● Records provided
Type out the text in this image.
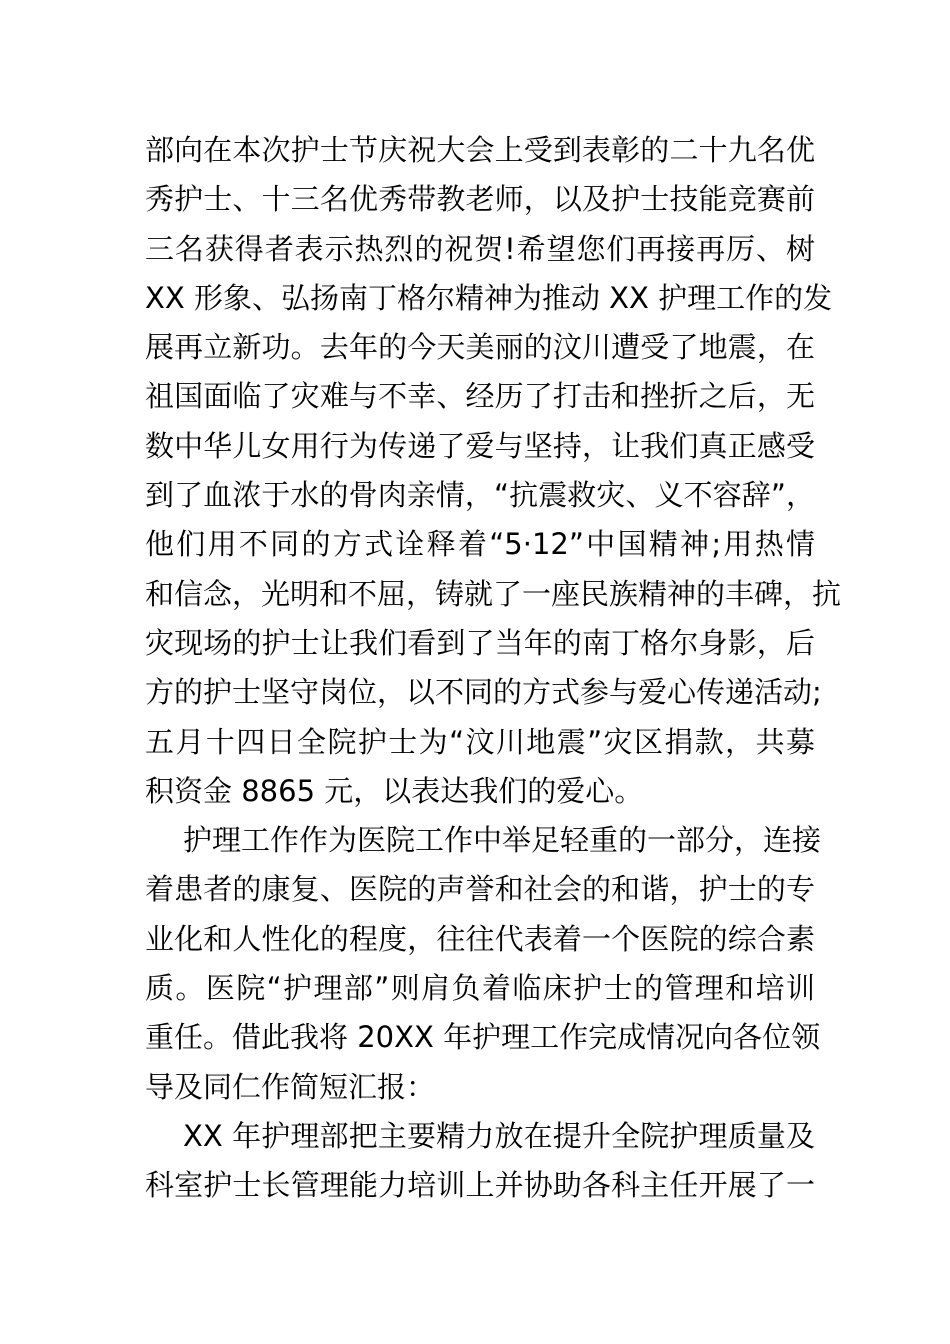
部向在本次护士节庆祝大会上受到表彰的二十九名优
秀护士、十三名优秀带教老师，以及护士技能竞赛前
三名获得者表示热烈的祝贺!希望您们再接再厉、树
XX 形象、弘扬南丁格尔精神为推动 XX 护理工作的发
展再立新功。去年的今天美丽的汶川遭受了地震，在
祖国面临了灾难与不幸、经历了打击和挫折之后，无
数中华儿女用行为传递了爱与坚持，让我们真正感受
到了血浓于水的骨肉亲情，“抗震救灾、义不容辞”，
他们用不同的方式诠释着“5·12”中国精神;用热情
和信念，光明和不屈，铸就了一座民族精神的丰碑，抗
灾现场的护士让我们看到了当年的南丁格尔身影，后
方的护士坚守岗位，以不同的方式参与爱心传递活动;
五月十四日全院护士为“汶川地震”灾区捐款，共募
积资金 8865 元，以表达我们的爱心。
护理工作作为医院工作中举足轻重的一部分，连接
着患者的康复、医院的声誉和社会的和谐，护士的专
业化和人性化的程度，往往代表着一个医院的综合素
质。医院“护理部”则肩负着临床护士的管理和培训
重任。借此我将 20XX 年护理工作完成情况向各位领
导及同仁作简短汇报：
XX 年护理部把主要精力放在提升全院护理质量及
科室护士长管理能力培训上并协助各科主任开展了一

● What you have to do
The listing above needs to be output again exactly. Don't include the pictures.

● Response for this exercise
Type out the text in this image.
部向在本次护士节庆祝大会上受到表彰的二十九名优
秀护士、十三名优秀带教老师，以及护士技能竞赛前
三名获得者表示热烈的祝贺!希望您们再接再厉、树
XX 形象、弘扬南丁格尔精神为推动 XX 护理工作的发
展再立新功。去年的今天美丽的汶川遭受了地震，在
祖国面临了灾难与不幸、经历了打击和挫折之后，无
数中华儿女用行为传递了爱与坚持，让我们真正感受
到了血浓于水的骨肉亲情，“抗震救灾、义不容辞”，
他们用不同的方式诠释着“5·12”中国精神;用热情
和信念，光明和不屈，铸就了一座民族精神的丰碑，抗
灾现场的护士让我们看到了当年的南丁格尔身影，后
方的护士坚守岗位，以不同的方式参与爱心传递活动;
五月十四日全院护士为“汶川地震”灾区捐款，共募
积资金 8865 元，以表达我们的爱心。
护理工作作为医院工作中举足轻重的一部分，连接
着患者的康复、医院的声誉和社会的和谐，护士的专
业化和人性化的程度，往往代表着一个医院的综合素
质。医院“护理部”则肩负着临床护士的管理和培训
重任。借此我将 20XX 年护理工作完成情况向各位领
导及同仁作简短汇报：
XX 年护理部把主要精力放在提升全院护理质量及
科室护士长管理能力培训上并协助各科主任开展了一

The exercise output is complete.